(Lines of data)
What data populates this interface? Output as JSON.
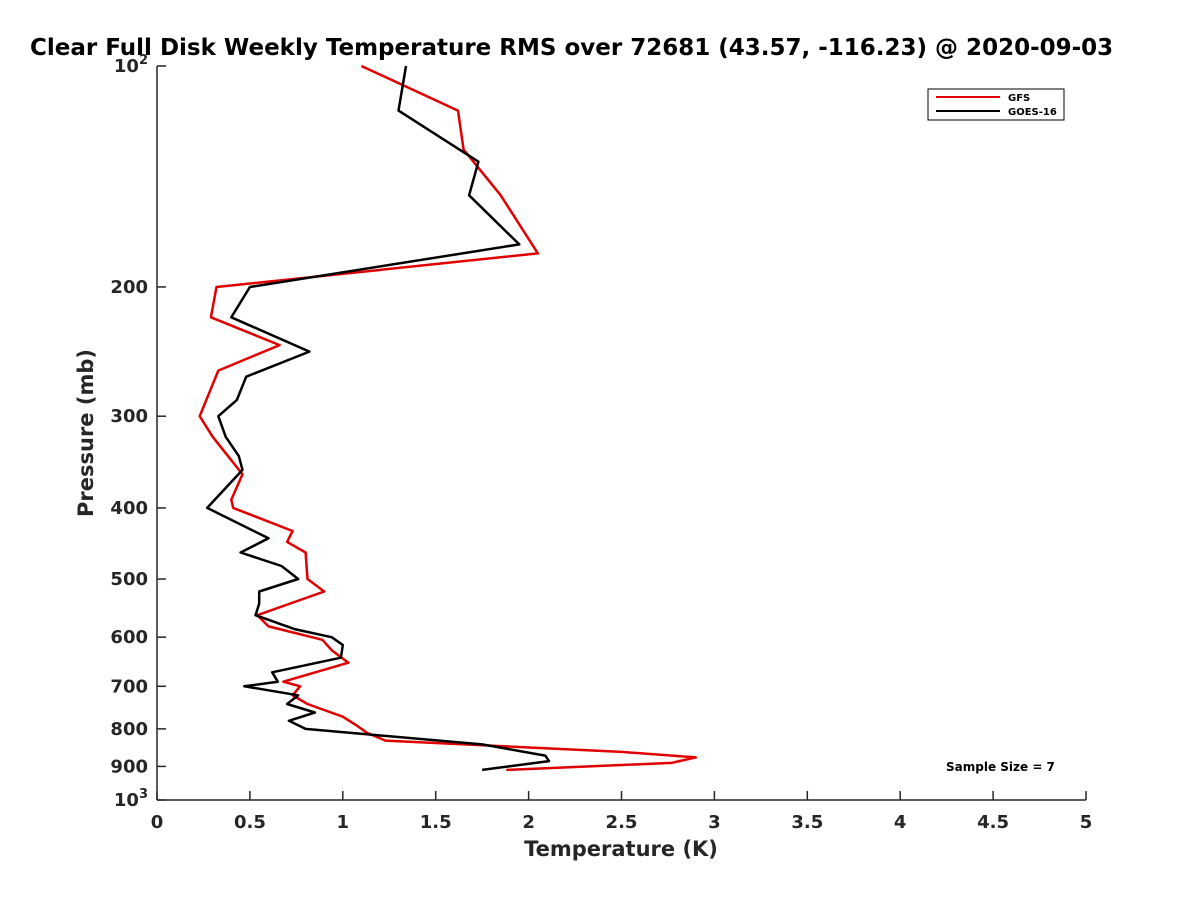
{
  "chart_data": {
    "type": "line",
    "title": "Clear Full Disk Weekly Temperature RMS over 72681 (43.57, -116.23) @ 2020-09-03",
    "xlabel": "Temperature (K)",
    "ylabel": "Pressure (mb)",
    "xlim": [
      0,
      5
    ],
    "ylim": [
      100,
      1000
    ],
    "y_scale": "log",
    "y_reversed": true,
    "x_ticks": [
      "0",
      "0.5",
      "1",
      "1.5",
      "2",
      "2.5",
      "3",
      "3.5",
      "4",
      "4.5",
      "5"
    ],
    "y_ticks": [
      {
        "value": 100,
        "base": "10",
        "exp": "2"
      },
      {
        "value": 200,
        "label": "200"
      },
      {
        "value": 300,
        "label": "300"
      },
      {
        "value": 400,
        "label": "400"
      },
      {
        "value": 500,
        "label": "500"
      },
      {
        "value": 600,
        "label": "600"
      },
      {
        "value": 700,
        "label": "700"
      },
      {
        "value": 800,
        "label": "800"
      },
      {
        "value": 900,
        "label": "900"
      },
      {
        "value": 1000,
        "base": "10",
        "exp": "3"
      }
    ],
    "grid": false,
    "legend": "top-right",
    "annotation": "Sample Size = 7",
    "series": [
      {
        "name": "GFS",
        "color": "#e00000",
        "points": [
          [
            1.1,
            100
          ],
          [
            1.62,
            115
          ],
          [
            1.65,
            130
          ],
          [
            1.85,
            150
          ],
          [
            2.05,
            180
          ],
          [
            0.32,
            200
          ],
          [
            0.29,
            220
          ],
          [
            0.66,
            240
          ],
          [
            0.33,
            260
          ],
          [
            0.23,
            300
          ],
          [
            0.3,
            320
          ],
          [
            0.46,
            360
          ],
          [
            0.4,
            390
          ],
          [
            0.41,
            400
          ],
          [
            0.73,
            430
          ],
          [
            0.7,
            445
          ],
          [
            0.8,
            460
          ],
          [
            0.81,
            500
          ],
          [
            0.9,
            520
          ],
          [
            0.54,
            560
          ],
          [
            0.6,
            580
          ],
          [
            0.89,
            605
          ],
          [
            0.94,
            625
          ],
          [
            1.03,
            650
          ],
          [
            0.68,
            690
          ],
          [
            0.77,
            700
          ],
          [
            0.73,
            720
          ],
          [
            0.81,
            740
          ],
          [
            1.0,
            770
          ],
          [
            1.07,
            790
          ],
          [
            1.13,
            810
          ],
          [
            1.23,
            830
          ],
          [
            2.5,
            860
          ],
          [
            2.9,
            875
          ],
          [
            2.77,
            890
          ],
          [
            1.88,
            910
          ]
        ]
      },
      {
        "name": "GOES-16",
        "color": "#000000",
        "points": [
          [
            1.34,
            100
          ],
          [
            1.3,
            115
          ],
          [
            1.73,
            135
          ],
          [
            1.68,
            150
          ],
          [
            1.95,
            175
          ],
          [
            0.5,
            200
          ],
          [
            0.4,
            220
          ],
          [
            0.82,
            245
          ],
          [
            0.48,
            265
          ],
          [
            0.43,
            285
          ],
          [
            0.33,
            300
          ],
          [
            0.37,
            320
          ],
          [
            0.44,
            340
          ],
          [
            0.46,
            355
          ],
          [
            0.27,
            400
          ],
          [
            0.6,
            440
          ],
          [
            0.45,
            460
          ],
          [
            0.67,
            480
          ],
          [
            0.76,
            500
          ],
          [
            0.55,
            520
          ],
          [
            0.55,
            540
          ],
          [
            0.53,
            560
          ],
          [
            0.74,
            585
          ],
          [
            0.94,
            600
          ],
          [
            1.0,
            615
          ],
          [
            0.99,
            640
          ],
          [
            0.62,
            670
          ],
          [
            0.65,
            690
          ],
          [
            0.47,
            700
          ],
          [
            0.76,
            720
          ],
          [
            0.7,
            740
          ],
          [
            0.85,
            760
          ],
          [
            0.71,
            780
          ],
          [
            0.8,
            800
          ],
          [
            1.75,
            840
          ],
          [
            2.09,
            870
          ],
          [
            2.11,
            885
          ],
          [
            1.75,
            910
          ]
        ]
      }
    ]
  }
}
---
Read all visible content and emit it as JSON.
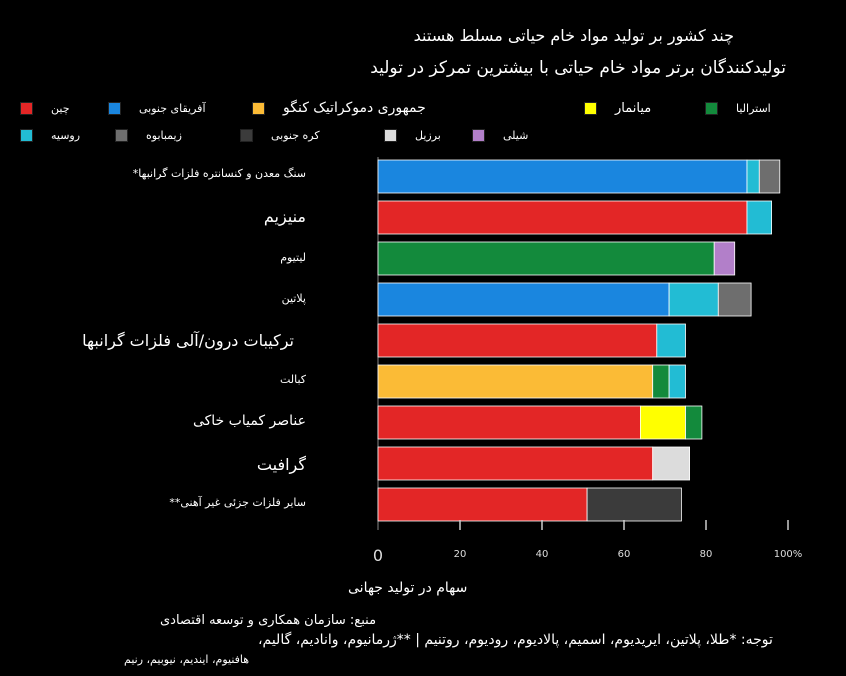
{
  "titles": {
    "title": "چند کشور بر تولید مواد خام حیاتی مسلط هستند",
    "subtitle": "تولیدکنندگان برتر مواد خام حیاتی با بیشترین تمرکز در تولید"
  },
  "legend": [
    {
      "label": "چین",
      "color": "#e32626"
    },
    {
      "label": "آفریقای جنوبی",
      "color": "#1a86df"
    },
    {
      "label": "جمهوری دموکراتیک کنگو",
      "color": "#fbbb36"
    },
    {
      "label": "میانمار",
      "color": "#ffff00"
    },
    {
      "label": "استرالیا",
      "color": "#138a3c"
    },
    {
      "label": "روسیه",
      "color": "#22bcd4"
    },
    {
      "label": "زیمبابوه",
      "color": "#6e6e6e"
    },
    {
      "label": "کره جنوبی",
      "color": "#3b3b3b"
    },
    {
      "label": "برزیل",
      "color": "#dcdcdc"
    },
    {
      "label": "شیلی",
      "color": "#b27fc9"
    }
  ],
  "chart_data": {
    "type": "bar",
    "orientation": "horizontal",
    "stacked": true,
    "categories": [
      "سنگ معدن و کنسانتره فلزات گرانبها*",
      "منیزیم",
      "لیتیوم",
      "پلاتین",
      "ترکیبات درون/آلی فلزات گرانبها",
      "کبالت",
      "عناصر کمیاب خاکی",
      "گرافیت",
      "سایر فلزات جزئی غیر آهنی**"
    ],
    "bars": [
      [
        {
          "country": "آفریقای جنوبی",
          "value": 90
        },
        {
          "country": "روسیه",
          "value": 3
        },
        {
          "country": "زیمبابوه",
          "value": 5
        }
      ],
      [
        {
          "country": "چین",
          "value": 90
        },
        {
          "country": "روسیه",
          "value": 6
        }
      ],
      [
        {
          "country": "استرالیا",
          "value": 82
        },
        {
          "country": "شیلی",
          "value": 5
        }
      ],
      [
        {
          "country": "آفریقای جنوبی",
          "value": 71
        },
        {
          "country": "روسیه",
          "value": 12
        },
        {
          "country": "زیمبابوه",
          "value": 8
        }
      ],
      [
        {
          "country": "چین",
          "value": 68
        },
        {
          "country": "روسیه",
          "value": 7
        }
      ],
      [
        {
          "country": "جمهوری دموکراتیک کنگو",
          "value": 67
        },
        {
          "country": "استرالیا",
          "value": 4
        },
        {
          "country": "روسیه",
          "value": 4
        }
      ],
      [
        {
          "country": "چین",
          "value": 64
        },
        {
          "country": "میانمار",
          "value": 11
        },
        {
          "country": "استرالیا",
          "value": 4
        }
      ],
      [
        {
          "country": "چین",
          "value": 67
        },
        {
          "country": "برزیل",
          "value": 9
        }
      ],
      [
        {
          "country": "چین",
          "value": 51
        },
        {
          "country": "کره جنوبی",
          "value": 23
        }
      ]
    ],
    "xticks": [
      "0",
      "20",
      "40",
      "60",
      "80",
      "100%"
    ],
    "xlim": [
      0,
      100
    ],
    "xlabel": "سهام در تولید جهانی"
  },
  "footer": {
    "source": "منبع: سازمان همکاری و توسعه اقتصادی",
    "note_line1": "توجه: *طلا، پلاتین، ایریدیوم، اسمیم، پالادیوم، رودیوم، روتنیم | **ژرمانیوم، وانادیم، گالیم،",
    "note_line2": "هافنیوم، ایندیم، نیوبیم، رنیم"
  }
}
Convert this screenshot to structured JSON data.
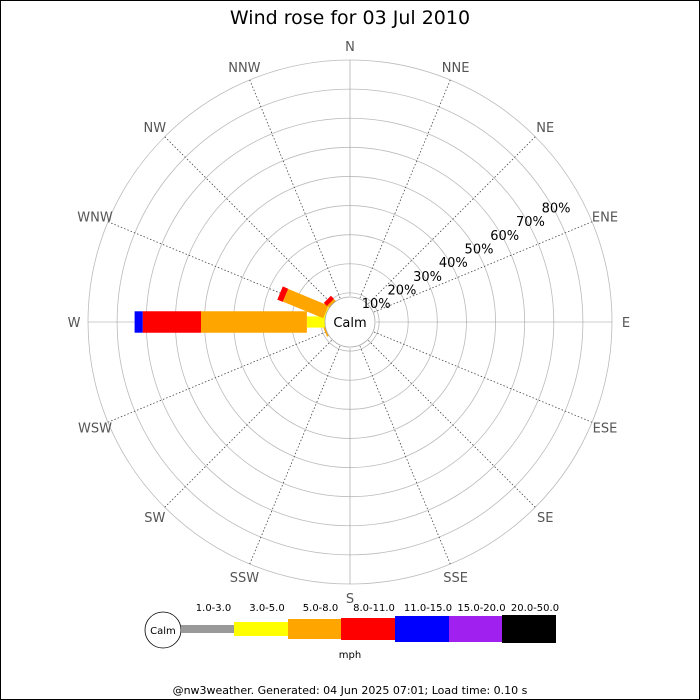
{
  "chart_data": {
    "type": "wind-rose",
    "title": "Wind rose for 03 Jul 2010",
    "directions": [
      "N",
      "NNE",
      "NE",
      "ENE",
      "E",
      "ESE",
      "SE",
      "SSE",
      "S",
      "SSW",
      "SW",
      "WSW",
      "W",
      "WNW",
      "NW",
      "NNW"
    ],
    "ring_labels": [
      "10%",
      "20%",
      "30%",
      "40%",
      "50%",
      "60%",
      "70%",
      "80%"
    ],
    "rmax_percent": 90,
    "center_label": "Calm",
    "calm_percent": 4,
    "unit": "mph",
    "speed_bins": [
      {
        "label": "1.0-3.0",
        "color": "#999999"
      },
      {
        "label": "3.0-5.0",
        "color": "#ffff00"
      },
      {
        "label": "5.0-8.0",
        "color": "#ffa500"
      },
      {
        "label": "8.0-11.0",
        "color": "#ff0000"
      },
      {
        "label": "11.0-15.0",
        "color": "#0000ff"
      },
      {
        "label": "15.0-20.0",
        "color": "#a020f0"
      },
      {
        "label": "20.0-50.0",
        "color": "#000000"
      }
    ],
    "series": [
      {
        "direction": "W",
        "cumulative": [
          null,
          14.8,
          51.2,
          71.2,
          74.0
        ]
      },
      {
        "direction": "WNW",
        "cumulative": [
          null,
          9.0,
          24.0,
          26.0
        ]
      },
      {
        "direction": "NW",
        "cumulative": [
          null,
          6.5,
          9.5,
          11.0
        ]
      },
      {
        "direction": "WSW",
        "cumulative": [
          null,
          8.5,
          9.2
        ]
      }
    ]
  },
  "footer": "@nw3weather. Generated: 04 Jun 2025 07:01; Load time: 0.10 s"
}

STATED TASK: Extract every line that has the string "this" in it.

EXERCISE OUTPUT:
What data populates this interface? Output as JSON.
Convert this screenshot to structured JSON data.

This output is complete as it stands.